▶ **Instruction A**
Duplicate, word for word, the part of the book discussion below that opens with the words containing "Hm - I rather" and closes with "of the terminology.".
═════ Extract provided
I thought The Long Earth was ok, but could have been much better. The voyage they went on ended up being quite boring, imo.
But I’m currently reading Stephen Baxter’s latest novel, Iron Winter, and enjoying it a lot. It’s the 3rd in his Northland series, an alternate history where the North Sea isn’t flooded by rising sea-levels but remains inhabitable. Because they built a massive great wall to keep the water back!
The first is Stone Spring, set in neolithic times as they first see the rising waters, the 2nd is Bronze Summer, set in the Bronze Age, and now Iron Winter set in 1315 at the start of a little ice age and climate change is afecting the whole world, especially the vast Gormenghast-like city-wall holding back the sea.
Vol 1 was quite slow but good, vol 2 moved faster but I didn’t enjoy it so much, and vol 3 is very good so far.
I haven’t read much of his sf because I often find his style a bit dry but his more recent books seem better - the pair Flood and Ark, the quartet that begins with Emperor… Avoid Moonseed. it’s awful.
Finished the first four books of Dean Koontz’s Frankenstein series. Not great literature or anything, but entertaining; an interesting new addition to the Frankenstein mythology. Certainly way better than the last Koontz book I read, many years ago. Someone’s checked out the fifth book, though, so I’ll have to wait for it.
I read the first one and was totally excited about the series, but I didn’t feel it lived up to its potential. The others were less good and I don’t even remember too much about the last one.
I like Koontz - or did - but am finding his books haven’t been great lately. (Although I am still enjoying the Odd series.)
Hm - I rather enjoyed it - but I’m a fan of travelogues. I did find myself wondering if Lobsang’s naming his airship Mark Twain was an homage to Philip Jose Farmer’s Riverworld ?
Recommendations noted - the local library has Stone Spring, so may give that a whirl.
Am about 10% into Dan Simmons’ The Terror; Based on historical events, a mid 1800’s Arctic expedition goes horribly (and perhaps supernaturally) wrong. I’m just to the part where the ships are trapped in the ice and the “something” is not only plucking men off the deck, but also trying to break into the ship. It’s somewhat slow going, but if you like exploration stories that deal in the nitty-gritty of survival, this has been entertaining so far. It probably helps that I’ve read a couple of contemporary naval-based series recently* , so am familiar with the social structure, as well as some of the terminology.
══════════
═════ Stored records
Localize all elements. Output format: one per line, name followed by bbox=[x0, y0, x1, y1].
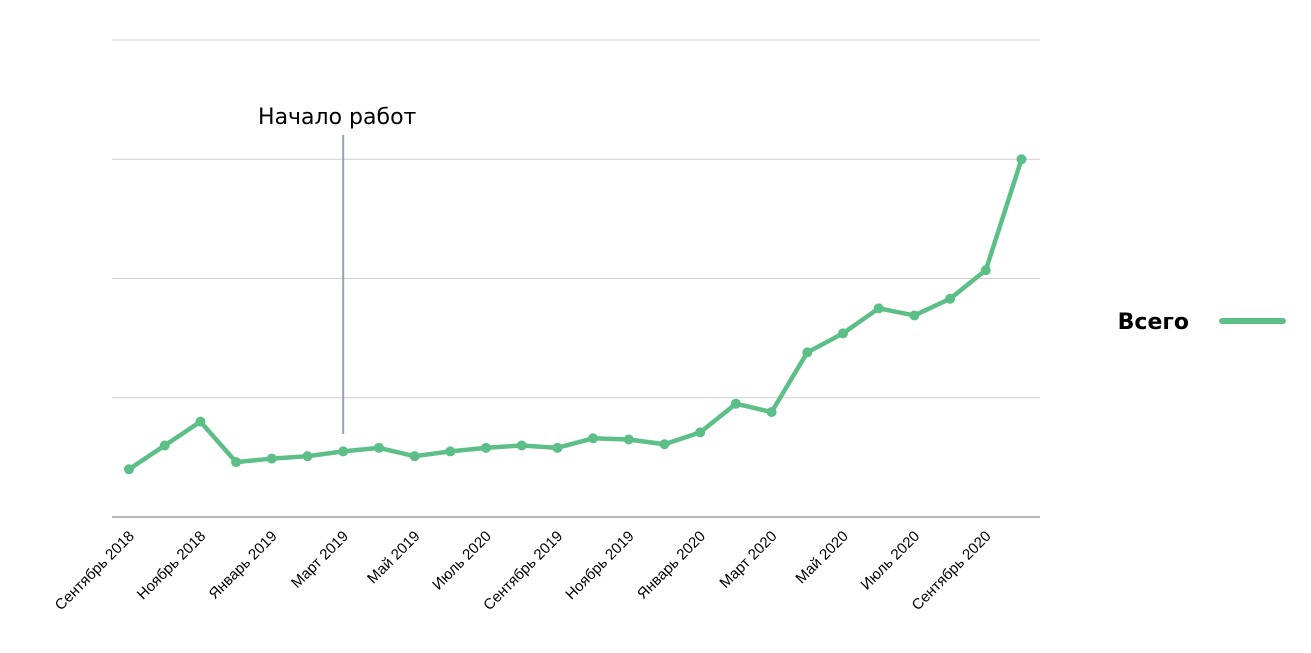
data-point bbox=[159, 440, 170, 451]
x-tick-label: Ноябрь 2019 bbox=[562, 528, 637, 603]
data-point bbox=[231, 457, 242, 468]
data-point bbox=[766, 407, 777, 418]
x-tick-label: Май 2019 bbox=[364, 528, 423, 587]
legend-label-series: Всего bbox=[1118, 310, 1189, 335]
x-tick-label: Ноябрь 2018 bbox=[134, 528, 209, 603]
x-tick-label: Июль 2020 bbox=[858, 528, 924, 594]
data-point bbox=[980, 265, 991, 276]
x-tick-label: Март 2020 bbox=[716, 528, 780, 592]
data-point bbox=[659, 439, 670, 450]
gridlines bbox=[112, 39, 1040, 518]
data-point bbox=[588, 433, 599, 444]
data-point bbox=[838, 328, 848, 339]
x-tick-label: Май 2020 bbox=[792, 528, 851, 587]
data-point bbox=[302, 451, 313, 462]
legend: Всего bbox=[1118, 310, 1286, 335]
data-point bbox=[124, 464, 134, 475]
annotation-label: Начало работ bbox=[258, 105, 416, 130]
series-line bbox=[126, 157, 1024, 472]
x-tick-label: Январь 2019 bbox=[206, 528, 281, 603]
data-point bbox=[909, 310, 920, 321]
x-tick-label: Март 2019 bbox=[288, 528, 352, 592]
data-point bbox=[552, 442, 563, 453]
data-point bbox=[195, 416, 206, 427]
data-point bbox=[695, 427, 706, 438]
x-tick-label: Июль 2020 bbox=[429, 528, 495, 594]
data-point bbox=[945, 293, 956, 304]
series-layer bbox=[124, 154, 1027, 475]
x-tick-label: Сентябрь 2018 bbox=[52, 528, 138, 614]
data-point bbox=[516, 440, 527, 451]
data-point bbox=[409, 451, 420, 462]
annotation: Начало работ bbox=[258, 105, 417, 434]
data-point bbox=[338, 446, 349, 457]
x-tick-label: Январь 2020 bbox=[634, 528, 709, 603]
data-point bbox=[266, 453, 277, 464]
data-point bbox=[481, 442, 491, 453]
data-point bbox=[873, 303, 884, 314]
data-point bbox=[373, 442, 384, 453]
data-point bbox=[623, 434, 634, 445]
data-point bbox=[445, 446, 456, 457]
data-point bbox=[1016, 154, 1027, 165]
data-point bbox=[730, 398, 741, 409]
data-point bbox=[802, 347, 813, 358]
══════════
▶ **Instruction B**
Set down, unchanged, the lines of the records above that run from the line containing "data-point bbox=[159, 440, 170, 451]" through the line containing "x-tick-label: Сентябрь 2018", both included.

▶ **Expected output A**
Hm - I rather enjoyed it - but I’m a fan of travelogues. I did find myself wondering if Lobsang’s naming his airship Mark Twain was an homage to Philip Jose Farmer’s Riverworld ?
Recommendations noted - the local library has Stone Spring, so may give that a whirl.
Am about 10% into Dan Simmons’ The Terror; Based on historical events, a mid 1800’s Arctic expedition goes horribly (and perhaps supernaturally) wrong. I’m just to the part where the ships are trapped in the ice and the “something” is not only plucking men off the deck, but also trying to break into the ship. It’s somewhat slow going, but if you like exploration stories that deal in the nitty-gritty of survival, this has been entertaining so far. It probably helps that I’ve read a couple of contemporary naval-based series recently* , so am familiar with the social structure, as well as some of the terminology.

▶ **Expected output B**
data-point bbox=[159, 440, 170, 451]
x-tick-label: Ноябрь 2019 bbox=[562, 528, 637, 603]
data-point bbox=[231, 457, 242, 468]
data-point bbox=[766, 407, 777, 418]
x-tick-label: Май 2019 bbox=[364, 528, 423, 587]
legend-label-series: Всего bbox=[1118, 310, 1189, 335]
x-tick-label: Ноябрь 2018 bbox=[134, 528, 209, 603]
x-tick-label: Июль 2020 bbox=[858, 528, 924, 594]
data-point bbox=[980, 265, 991, 276]
x-tick-label: Март 2020 bbox=[716, 528, 780, 592]
data-point bbox=[659, 439, 670, 450]
gridlines bbox=[112, 39, 1040, 518]
data-point bbox=[588, 433, 599, 444]
data-point bbox=[838, 328, 848, 339]
x-tick-label: Май 2020 bbox=[792, 528, 851, 587]
data-point bbox=[302, 451, 313, 462]
legend: Всего bbox=[1118, 310, 1286, 335]
data-point bbox=[124, 464, 134, 475]
annotation-label: Начало работ bbox=[258, 105, 416, 130]
series-line bbox=[126, 157, 1024, 472]
x-tick-label: Январь 2019 bbox=[206, 528, 281, 603]
data-point bbox=[909, 310, 920, 321]
x-tick-label: Март 2019 bbox=[288, 528, 352, 592]
data-point bbox=[552, 442, 563, 453]
data-point bbox=[195, 416, 206, 427]
data-point bbox=[695, 427, 706, 438]
x-tick-label: Июль 2020 bbox=[429, 528, 495, 594]
data-point bbox=[945, 293, 956, 304]
series-layer bbox=[124, 154, 1027, 475]
x-tick-label: Сентябрь 2018 bbox=[52, 528, 138, 614]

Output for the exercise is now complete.